══ DATA FOR THIS EXERCISE
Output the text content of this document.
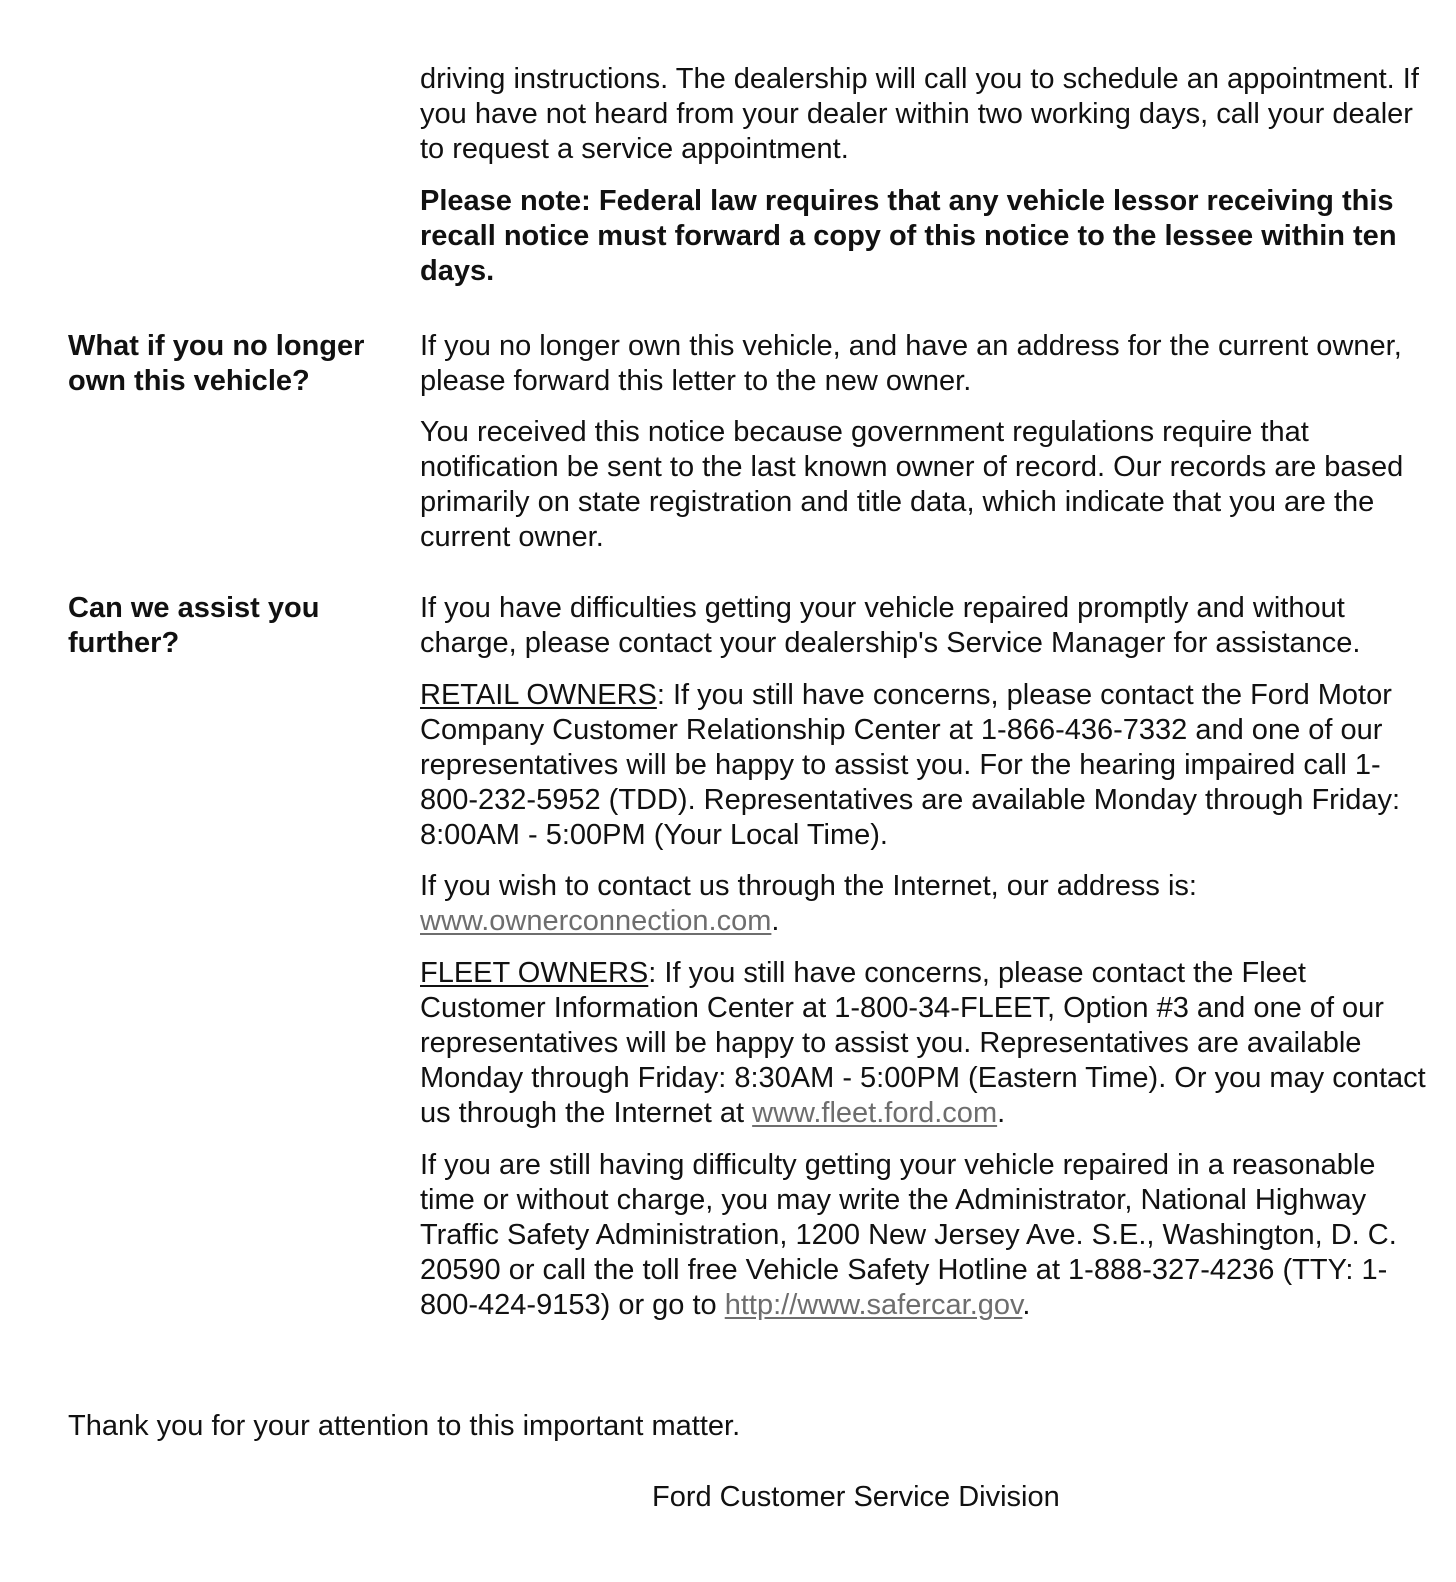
driving instructions. The dealership will call you to schedule an appointment. If you have not heard from your dealer within two working days, call your dealer to request a service appointment.

Please note: Federal law requires that any vehicle lessor receiving this recall notice must forward a copy of this notice to the lessee within ten days.

What if you no longer own this vehicle?

If you no longer own this vehicle, and have an address for the current owner, please forward this letter to the new owner.

You received this notice because government regulations require that notification be sent to the last known owner of record. Our records are based primarily on state registration and title data, which indicate that you are the current owner.

Can we assist you further?

If you have difficulties getting your vehicle repaired promptly and without charge, please contact your dealership's Service Manager for assistance.

RETAIL OWNERS: If you still have concerns, please contact the Ford Motor Company Customer Relationship Center at 1-866-436-7332 and one of our representatives will be happy to assist you. For the hearing impaired call 1-800-232-5952 (TDD). Representatives are available Monday through Friday: 8:00AM - 5:00PM (Your Local Time).

If you wish to contact us through the Internet, our address is: www.ownerconnection.com.

FLEET OWNERS: If you still have concerns, please contact the Fleet Customer Information Center at 1-800-34-FLEET, Option #3 and one of our representatives will be happy to assist you. Representatives are available Monday through Friday: 8:30AM - 5:00PM (Eastern Time). Or you may contact us through the Internet at www.fleet.ford.com.

If you are still having difficulty getting your vehicle repaired in a reasonable time or without charge, you may write the Administrator, National Highway Traffic Safety Administration, 1200 New Jersey Ave. S.E., Washington, D. C. 20590 or call the toll free Vehicle Safety Hotline at 1-888-327-4236 (TTY: 1-800-424-9153) or go to http://www.safercar.gov.

Thank you for your attention to this important matter.

Ford Customer Service Division
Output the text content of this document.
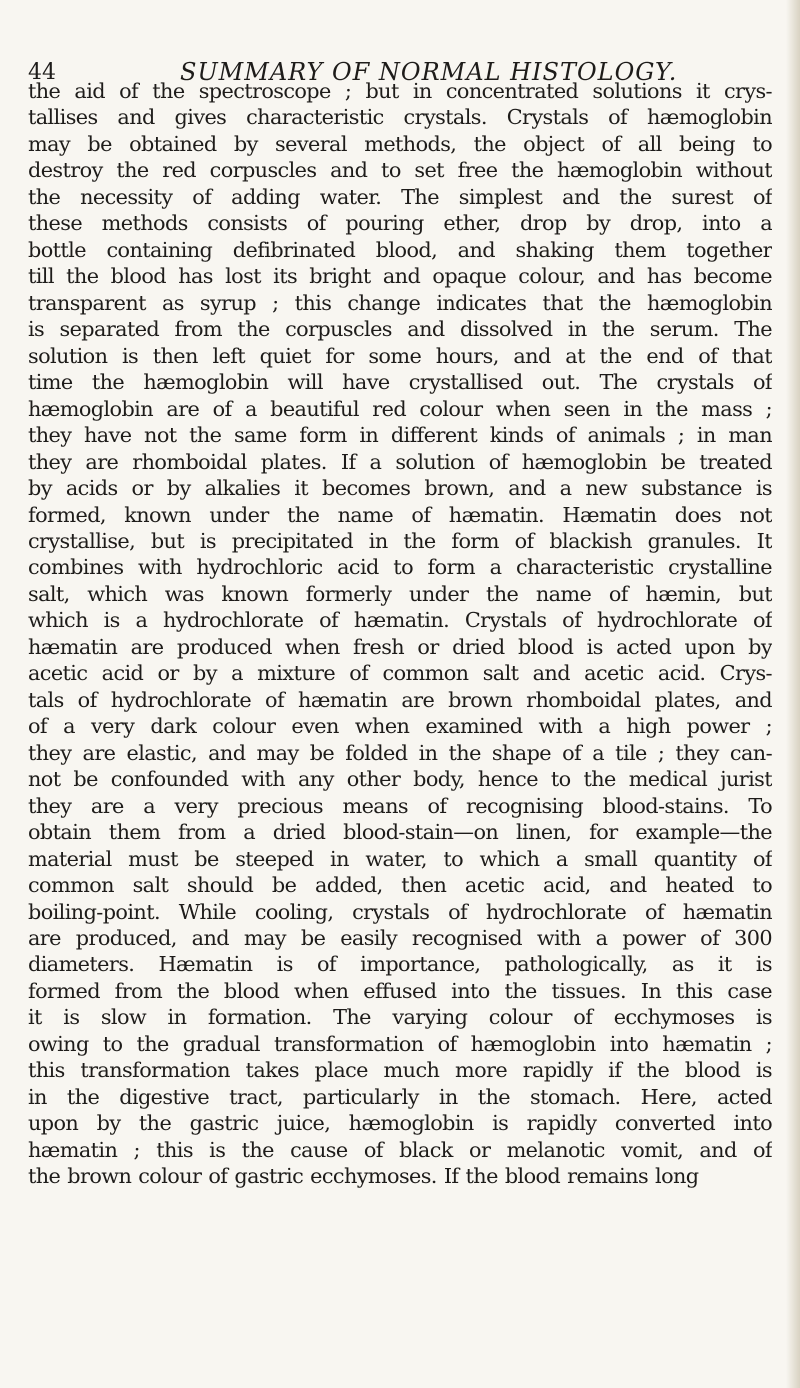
44	SUMMARY OF NORMAL HISTOLOGY.
the aid of the spectroscope ; but in concentrated solutions it crys-
tallises and gives characteristic crystals. Crystals of hæmoglobin
may be obtained by several methods, the object of all being to
destroy the red corpuscles and to set free the hæmoglobin without
the necessity of adding water. The simplest and the surest of
these methods consists of pouring ether, drop by drop, into a
bottle containing defibrinated blood, and shaking them together
till the blood has lost its bright and opaque colour, and has become
transparent as syrup ; this change indicates that the hæmoglobin
is separated from the corpuscles and dissolved in the serum. The
solution is then left quiet for some hours, and at the end of that
time the hæmoglobin will have crystallised out. The crystals of
hæmoglobin are of a beautiful red colour when seen in the mass ;
they have not the same form in different kinds of animals ; in man
they are rhomboidal plates. If a solution of hæmoglobin be treated
by acids or by alkalies it becomes brown, and a new substance is
formed, known under the name of hæmatin. Hæmatin does not
crystallise, but is precipitated in the form of blackish granules. It
combines with hydrochloric acid to form a characteristic crystalline
salt, which was known formerly under the name of hæmin, but
which is a hydrochlorate of hæmatin. Crystals of hydrochlorate of
hæmatin are produced when fresh or dried blood is acted upon by
acetic acid or by a mixture of common salt and acetic acid. Crys-
tals of hydrochlorate of hæmatin are brown rhomboidal plates, and
of a very dark colour even when examined with a high power ;
they are elastic, and may be folded in the shape of a tile ; they can-
not be confounded with any other body, hence to the medical jurist
they are a very precious means of recognising blood-stains. To
obtain them from a dried blood-stain—on linen, for example—the
material must be steeped in water, to which a small quantity of
common salt should be added, then acetic acid, and heated to
boiling-point. While cooling, crystals of hydrochlorate of hæmatin
are produced, and may be easily recognised with a power of 300
diameters. Hæmatin is of importance, pathologically, as it is
formed from the blood when effused into the tissues. In this case
it is slow in formation. The varying colour of ecchymoses is
owing to the gradual transformation of hæmoglobin into hæmatin ;
this transformation takes place much more rapidly if the blood is
in the digestive tract, particularly in the stomach. Here, acted
upon by the gastric juice, hæmoglobin is rapidly converted into
hæmatin ; this is the cause of black or melanotic vomit, and of
the brown colour of gastric ecchymoses. If the blood remains long
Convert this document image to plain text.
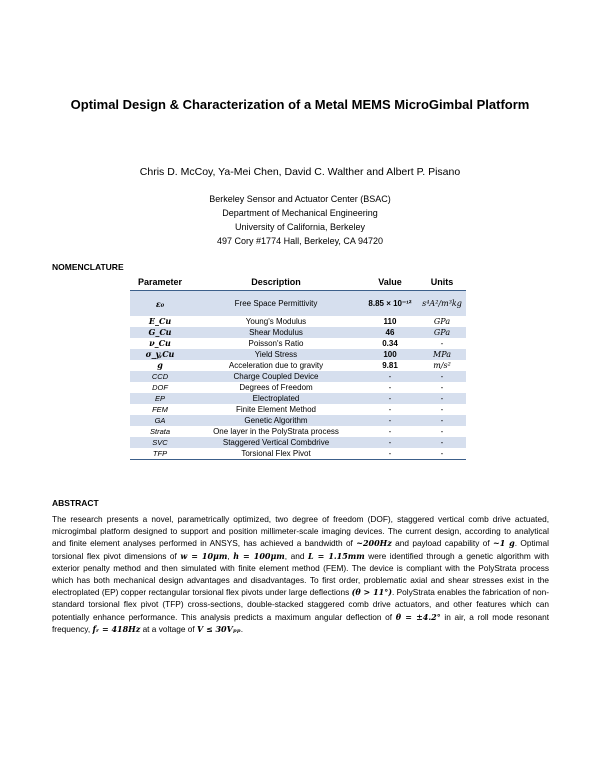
Optimal Design & Characterization of a Metal MEMS MicroGimbal Platform
Chris D. McCoy, Ya-Mei Chen, David C. Walther and Albert P. Pisano
Berkeley Sensor and Actuator Center (BSAC)
Department of Mechanical Engineering
University of California, Berkeley
497 Cory #1774 Hall, Berkeley, CA 94720
NOMENCLATURE
Parameter	Description	Value	Units
ε₀	Free Space Permittivity	8.85 × 10⁻¹²	s⁴A²/m³kg
E_Cu	Young's Modulus	110	GPa
G_Cu	Shear Modulus	46	GPa
ν_Cu	Poisson's Ratio	0.34	-
σ_y,Cu	Yield Stress	100	MPa
g	Acceleration due to gravity	9.81	m/s²
CCD	Charge Coupled Device	-	-
DOF	Degrees of Freedom	-	-
EP	Electroplated	-	-
FEM	Finite Element Method	-	-
GA	Genetic Algorithm	-	-
Strata	One layer in the PolyStrata process	-	-
SVC	Staggered Vertical Combdrive	-	-
TFP	Torsional Flex Pivot	-	-
ABSTRACT
The research presents a novel, parametrically optimized, two degree of freedom (DOF), staggered vertical comb drive actuated, microgimbal platform designed to support and position millimeter-scale imaging devices. The current design, according to analytical and finite element analyses performed in ANSYS, has achieved a bandwidth of ~200Hz and payload capability of ~1 g. Optimal torsional flex pivot dimensions of w = 10μm, h = 100μm, and L = 1.15mm were identified through a genetic algorithm with exterior penalty method and then simulated with finite element method (FEM). The device is compliant with the PolyStrata process which has both mechanical design advantages and disadvantages. To first order, problematic axial and shear stresses exist in the electroplated (EP) copper rectangular torsional flex pivots under large deflections (θ > 11°). PolyStrata enables the fabrication of non-standard torsional flex pivot (TFP) cross-sections, double-stacked staggered comb drive actuators, and other features which can potentially enhance performance. This analysis predicts a maximum angular deflection of θ = ±4.2° in air, a roll mode resonant frequency, fᵣ = 418Hz at a voltage of V ≤ 30Vₚₚ.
════
INSTRUCTION -
Repeat all of the records verbatim, leaving out the pictures.

TASK RESULT -
Output the text content of this document.
driving instructions. The dealership will call you to schedule an appointment. If you have not heard from your dealer within two working days, call your dealer to request a service appointment.

Please note: Federal law requires that any vehicle lessor receiving this recall notice must forward a copy of this notice to the lessee within ten days.

What if you no longer own this vehicle?

If you no longer own this vehicle, and have an address for the current owner, please forward this letter to the new owner.

You received this notice because government regulations require that notification be sent to the last known owner of record. Our records are based primarily on state registration and title data, which indicate that you are the current owner.

Can we assist you further?

If you have difficulties getting your vehicle repaired promptly and without charge, please contact your dealership's Service Manager for assistance.

RETAIL OWNERS: If you still have concerns, please contact the Ford Motor Company Customer Relationship Center at 1-866-436-7332 and one of our representatives will be happy to assist you. For the hearing impaired call 1-800-232-5952 (TDD). Representatives are available Monday through Friday: 8:00AM - 5:00PM (Your Local Time).

If you wish to contact us through the Internet, our address is: www.ownerconnection.com.

FLEET OWNERS: If you still have concerns, please contact the Fleet Customer Information Center at 1-800-34-FLEET, Option #3 and one of our representatives will be happy to assist you. Representatives are available Monday through Friday: 8:30AM - 5:00PM (Eastern Time). Or you may contact us through the Internet at www.fleet.ford.com.

If you are still having difficulty getting your vehicle repaired in a reasonable time or without charge, you may write the Administrator, National Highway Traffic Safety Administration, 1200 New Jersey Ave. S.E., Washington, D. C. 20590 or call the toll free Vehicle Safety Hotline at 1-888-327-4236 (TTY: 1-800-424-9153) or go to http://www.safercar.gov.

Thank you for your attention to this important matter.

Ford Customer Service Division
Output the text content of this document.
44	SUMMARY OF NORMAL HISTOLOGY.
the aid of the spectroscope ; but in concentrated solutions it crys-
tallises and gives characteristic crystals. Crystals of hæmoglobin
may be obtained by several methods, the object of all being to
destroy the red corpuscles and to set free the hæmoglobin without
the necessity of adding water. The simplest and the surest of
these methods consists of pouring ether, drop by drop, into a
bottle containing defibrinated blood, and shaking them together
till the blood has lost its bright and opaque colour, and has become
transparent as syrup ; this change indicates that the hæmoglobin
is separated from the corpuscles and dissolved in the serum. The
solution is then left quiet for some hours, and at the end of that
time the hæmoglobin will have crystallised out. The crystals of
hæmoglobin are of a beautiful red colour when seen in the mass ;
they have not the same form in different kinds of animals ; in man
they are rhomboidal plates. If a solution of hæmoglobin be treated
by acids or by alkalies it becomes brown, and a new substance is
formed, known under the name of hæmatin. Hæmatin does not
crystallise, but is precipitated in the form of blackish granules. It
combines with hydrochloric acid to form a characteristic crystalline
salt, which was known formerly under the name of hæmin, but
which is a hydrochlorate of hæmatin. Crystals of hydrochlorate of
hæmatin are produced when fresh or dried blood is acted upon by
acetic acid or by a mixture of common salt and acetic acid. Crys-
tals of hydrochlorate of hæmatin are brown rhomboidal plates, and
of a very dark colour even when examined with a high power ;
they are elastic, and may be folded in the shape of a tile ; they can-
not be confounded with any other body, hence to the medical jurist
they are a very precious means of recognising blood-stains. To
obtain them from a dried blood-stain—on linen, for example—the
material must be steeped in water, to which a small quantity of
common salt should be added, then acetic acid, and heated to
boiling-point. While cooling, crystals of hydrochlorate of hæmatin
are produced, and may be easily recognised with a power of 300
diameters. Hæmatin is of importance, pathologically, as it is
formed from the blood when effused into the tissues. In this case
it is slow in formation. The varying colour of ecchymoses is
owing to the gradual transformation of hæmoglobin into hæmatin ;
this transformation takes place much more rapidly if the blood is
in the digestive tract, particularly in the stomach. Here, acted
upon by the gastric juice, hæmoglobin is rapidly converted into
hæmatin ; this is the cause of black or melanotic vomit, and of
the brown colour of gastric ecchymoses. If the blood remains long
Convert this document image to plain text.
Optimal Design & Characterization of a Metal MEMS MicroGimbal Platform
Chris D. McCoy, Ya-Mei Chen, David C. Walther and Albert P. Pisano
Berkeley Sensor and Actuator Center (BSAC)
Department of Mechanical Engineering
University of California, Berkeley
497 Cory #1774 Hall, Berkeley, CA 94720
NOMENCLATURE
Parameter	Description	Value	Units
ε₀	Free Space Permittivity	8.85 × 10⁻¹²	s⁴A²/m³kg
E_Cu	Young's Modulus	110	GPa
G_Cu	Shear Modulus	46	GPa
ν_Cu	Poisson's Ratio	0.34	-
σ_y,Cu	Yield Stress	100	MPa
g	Acceleration due to gravity	9.81	m/s²
CCD	Charge Coupled Device	-	-
DOF	Degrees of Freedom	-	-
EP	Electroplated	-	-
FEM	Finite Element Method	-	-
GA	Genetic Algorithm	-	-
Strata	One layer in the PolyStrata process	-	-
SVC	Staggered Vertical Combdrive	-	-
TFP	Torsional Flex Pivot	-	-
ABSTRACT
The research presents a novel, parametrically optimized, two degree of freedom (DOF), staggered vertical comb drive actuated, microgimbal platform designed to support and position millimeter-scale imaging devices. The current design, according to analytical and finite element analyses performed in ANSYS, has achieved a bandwidth of ~200Hz and payload capability of ~1 g. Optimal torsional flex pivot dimensions of w = 10μm, h = 100μm, and L = 1.15mm were identified through a genetic algorithm with exterior penalty method and then simulated with finite element method (FEM). The device is compliant with the PolyStrata process which has both mechanical design advantages and disadvantages. To first order, problematic axial and shear stresses exist in the electroplated (EP) copper rectangular torsional flex pivots under large deflections (θ > 11°). PolyStrata enables the fabrication of non-standard torsional flex pivot (TFP) cross-sections, double-stacked staggered comb drive actuators, and other features which can potentially enhance performance. This analysis predicts a maximum angular deflection of θ = ±4.2° in air, a roll mode resonant frequency, fᵣ = 418Hz at a voltage of V ≤ 30Vₚₚ.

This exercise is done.